==== Data
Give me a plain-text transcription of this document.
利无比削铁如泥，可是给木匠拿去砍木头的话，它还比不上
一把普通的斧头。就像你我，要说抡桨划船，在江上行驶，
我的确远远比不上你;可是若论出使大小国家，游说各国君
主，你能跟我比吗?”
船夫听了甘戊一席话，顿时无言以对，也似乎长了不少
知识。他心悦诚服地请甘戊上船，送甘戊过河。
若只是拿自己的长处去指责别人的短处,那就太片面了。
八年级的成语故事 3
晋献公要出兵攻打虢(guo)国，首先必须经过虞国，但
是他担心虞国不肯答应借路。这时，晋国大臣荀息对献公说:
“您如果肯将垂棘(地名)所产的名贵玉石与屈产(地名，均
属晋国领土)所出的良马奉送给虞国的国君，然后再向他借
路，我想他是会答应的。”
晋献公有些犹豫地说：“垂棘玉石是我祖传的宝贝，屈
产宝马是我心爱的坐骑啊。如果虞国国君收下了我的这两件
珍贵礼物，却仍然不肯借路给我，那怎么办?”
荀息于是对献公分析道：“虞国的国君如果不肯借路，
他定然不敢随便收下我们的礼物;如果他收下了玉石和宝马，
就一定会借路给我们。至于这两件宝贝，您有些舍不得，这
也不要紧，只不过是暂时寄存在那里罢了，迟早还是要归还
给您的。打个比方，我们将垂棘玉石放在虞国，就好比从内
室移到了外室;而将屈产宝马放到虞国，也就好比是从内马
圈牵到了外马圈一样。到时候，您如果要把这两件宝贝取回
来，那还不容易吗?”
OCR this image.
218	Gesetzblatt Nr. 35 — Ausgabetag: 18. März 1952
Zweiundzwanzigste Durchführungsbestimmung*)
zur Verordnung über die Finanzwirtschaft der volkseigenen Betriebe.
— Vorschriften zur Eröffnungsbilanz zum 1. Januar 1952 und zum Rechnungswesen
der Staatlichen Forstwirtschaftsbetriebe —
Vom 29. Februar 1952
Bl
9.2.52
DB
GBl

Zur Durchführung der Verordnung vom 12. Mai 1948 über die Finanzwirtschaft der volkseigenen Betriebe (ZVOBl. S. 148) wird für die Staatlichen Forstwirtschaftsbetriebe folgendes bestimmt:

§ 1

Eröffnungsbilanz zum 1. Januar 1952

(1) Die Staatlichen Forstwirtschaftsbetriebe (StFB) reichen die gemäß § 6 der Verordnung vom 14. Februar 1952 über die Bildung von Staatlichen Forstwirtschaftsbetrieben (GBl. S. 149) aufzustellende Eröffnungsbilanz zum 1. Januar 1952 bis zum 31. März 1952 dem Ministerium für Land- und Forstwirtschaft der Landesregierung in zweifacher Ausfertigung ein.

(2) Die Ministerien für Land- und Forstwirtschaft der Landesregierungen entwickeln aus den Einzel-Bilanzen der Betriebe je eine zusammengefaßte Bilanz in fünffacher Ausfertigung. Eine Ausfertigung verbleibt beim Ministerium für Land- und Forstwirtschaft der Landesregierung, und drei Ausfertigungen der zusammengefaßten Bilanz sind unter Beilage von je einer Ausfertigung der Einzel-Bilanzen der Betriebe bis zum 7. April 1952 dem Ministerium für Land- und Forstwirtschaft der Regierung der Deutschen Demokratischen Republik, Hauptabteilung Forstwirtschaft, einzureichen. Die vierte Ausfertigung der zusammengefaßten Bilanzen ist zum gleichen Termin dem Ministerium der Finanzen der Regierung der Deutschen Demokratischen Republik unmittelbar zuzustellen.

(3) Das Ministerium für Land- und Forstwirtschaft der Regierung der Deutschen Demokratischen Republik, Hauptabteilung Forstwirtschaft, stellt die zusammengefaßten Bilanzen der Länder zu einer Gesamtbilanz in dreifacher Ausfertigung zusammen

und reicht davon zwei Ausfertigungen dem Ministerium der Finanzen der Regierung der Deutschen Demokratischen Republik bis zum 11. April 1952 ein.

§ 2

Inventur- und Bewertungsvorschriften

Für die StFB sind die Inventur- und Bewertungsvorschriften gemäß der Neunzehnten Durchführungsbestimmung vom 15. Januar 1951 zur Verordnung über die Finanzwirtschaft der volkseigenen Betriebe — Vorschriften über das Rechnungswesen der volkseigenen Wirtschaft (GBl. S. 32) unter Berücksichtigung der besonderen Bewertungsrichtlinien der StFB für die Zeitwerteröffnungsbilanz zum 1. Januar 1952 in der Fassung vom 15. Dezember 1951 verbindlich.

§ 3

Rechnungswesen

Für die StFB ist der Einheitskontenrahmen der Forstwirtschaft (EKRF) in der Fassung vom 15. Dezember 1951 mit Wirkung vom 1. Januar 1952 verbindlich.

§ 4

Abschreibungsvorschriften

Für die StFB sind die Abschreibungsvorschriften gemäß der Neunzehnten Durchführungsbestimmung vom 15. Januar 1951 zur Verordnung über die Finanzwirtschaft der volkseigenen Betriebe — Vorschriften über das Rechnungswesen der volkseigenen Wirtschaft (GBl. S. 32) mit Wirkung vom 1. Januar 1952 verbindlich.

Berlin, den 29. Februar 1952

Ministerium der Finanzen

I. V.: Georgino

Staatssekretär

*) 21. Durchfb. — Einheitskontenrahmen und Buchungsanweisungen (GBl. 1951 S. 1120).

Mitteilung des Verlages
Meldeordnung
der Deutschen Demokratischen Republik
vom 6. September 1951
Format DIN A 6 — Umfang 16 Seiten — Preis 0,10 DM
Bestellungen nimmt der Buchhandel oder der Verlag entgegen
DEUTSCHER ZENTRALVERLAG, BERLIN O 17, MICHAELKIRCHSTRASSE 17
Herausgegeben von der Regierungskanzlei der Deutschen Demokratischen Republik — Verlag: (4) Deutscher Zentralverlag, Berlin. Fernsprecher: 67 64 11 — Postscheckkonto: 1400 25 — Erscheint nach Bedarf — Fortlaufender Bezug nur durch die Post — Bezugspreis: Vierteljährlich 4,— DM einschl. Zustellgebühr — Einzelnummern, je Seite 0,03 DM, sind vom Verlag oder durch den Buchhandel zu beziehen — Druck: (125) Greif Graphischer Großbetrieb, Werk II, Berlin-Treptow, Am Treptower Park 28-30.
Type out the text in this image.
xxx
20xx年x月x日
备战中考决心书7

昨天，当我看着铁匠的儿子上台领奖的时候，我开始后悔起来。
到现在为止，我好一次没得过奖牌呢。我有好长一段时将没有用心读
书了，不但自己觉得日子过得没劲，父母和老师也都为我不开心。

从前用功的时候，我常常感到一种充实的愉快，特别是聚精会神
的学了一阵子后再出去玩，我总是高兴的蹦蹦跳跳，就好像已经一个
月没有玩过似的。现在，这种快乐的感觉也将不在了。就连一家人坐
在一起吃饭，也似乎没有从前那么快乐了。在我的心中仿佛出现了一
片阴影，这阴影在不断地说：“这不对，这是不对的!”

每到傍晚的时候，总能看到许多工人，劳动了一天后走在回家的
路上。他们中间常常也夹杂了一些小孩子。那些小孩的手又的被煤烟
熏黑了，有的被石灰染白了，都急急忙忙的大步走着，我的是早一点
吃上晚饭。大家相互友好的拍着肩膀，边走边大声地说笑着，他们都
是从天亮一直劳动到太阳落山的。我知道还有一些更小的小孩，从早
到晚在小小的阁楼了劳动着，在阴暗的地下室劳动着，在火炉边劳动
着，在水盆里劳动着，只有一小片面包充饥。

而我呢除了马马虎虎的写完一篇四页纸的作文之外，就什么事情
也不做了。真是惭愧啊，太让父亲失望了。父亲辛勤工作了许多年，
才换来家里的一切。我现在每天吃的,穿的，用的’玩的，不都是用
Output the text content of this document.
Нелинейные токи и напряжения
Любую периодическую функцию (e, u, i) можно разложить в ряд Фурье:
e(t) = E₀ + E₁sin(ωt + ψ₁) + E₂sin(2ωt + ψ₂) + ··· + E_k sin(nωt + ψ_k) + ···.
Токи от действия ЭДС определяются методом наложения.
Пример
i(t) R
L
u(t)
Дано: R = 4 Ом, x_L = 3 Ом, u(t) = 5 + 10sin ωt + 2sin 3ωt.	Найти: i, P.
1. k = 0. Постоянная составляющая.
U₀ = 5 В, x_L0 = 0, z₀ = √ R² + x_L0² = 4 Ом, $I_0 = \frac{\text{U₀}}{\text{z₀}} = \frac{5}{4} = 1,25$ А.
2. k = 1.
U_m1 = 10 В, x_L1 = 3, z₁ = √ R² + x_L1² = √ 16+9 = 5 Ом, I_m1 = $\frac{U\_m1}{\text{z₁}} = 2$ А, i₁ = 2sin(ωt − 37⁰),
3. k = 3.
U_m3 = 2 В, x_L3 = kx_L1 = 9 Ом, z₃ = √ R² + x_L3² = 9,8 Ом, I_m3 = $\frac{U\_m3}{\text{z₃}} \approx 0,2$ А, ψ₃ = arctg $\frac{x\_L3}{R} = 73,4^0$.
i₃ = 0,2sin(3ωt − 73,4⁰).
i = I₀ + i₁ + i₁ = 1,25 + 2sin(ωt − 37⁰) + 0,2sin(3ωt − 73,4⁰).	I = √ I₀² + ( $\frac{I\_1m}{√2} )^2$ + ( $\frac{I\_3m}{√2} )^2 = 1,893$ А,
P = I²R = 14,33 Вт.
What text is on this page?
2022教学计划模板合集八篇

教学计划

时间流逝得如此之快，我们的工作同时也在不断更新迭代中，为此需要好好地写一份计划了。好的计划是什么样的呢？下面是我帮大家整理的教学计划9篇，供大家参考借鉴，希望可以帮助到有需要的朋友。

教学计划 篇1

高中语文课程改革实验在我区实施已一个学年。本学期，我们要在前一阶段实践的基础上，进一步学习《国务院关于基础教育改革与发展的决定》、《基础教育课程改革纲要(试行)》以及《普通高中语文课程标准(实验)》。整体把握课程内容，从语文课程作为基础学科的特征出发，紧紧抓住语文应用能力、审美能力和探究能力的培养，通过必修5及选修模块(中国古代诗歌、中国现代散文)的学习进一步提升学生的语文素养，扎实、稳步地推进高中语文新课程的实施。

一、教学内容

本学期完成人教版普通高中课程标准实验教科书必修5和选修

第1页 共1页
========
> Instructions to follow
Quote every line from the line containing "What text is on this page?" through the closing line of the listing, including both.

> Result of the exercise
What text is on this page?
2022教学计划模板合集八篇

教学计划

时间流逝得如此之快，我们的工作同时也在不断更新迭代中，为此需要好好地写一份计划了。好的计划是什么样的呢？下面是我帮大家整理的教学计划9篇，供大家参考借鉴，希望可以帮助到有需要的朋友。

教学计划 篇1

高中语文课程改革实验在我区实施已一个学年。本学期，我们要在前一阶段实践的基础上，进一步学习《国务院关于基础教育改革与发展的决定》、《基础教育课程改革纲要(试行)》以及《普通高中语文课程标准(实验)》。整体把握课程内容，从语文课程作为基础学科的特征出发，紧紧抓住语文应用能力、审美能力和探究能力的培养，通过必修5及选修模块(中国古代诗歌、中国现代散文)的学习进一步提升学生的语文素养，扎实、稳步地推进高中语文新课程的实施。

一、教学内容

本学期完成人教版普通高中课程标准实验教科书必修5和选修

第1页 共1页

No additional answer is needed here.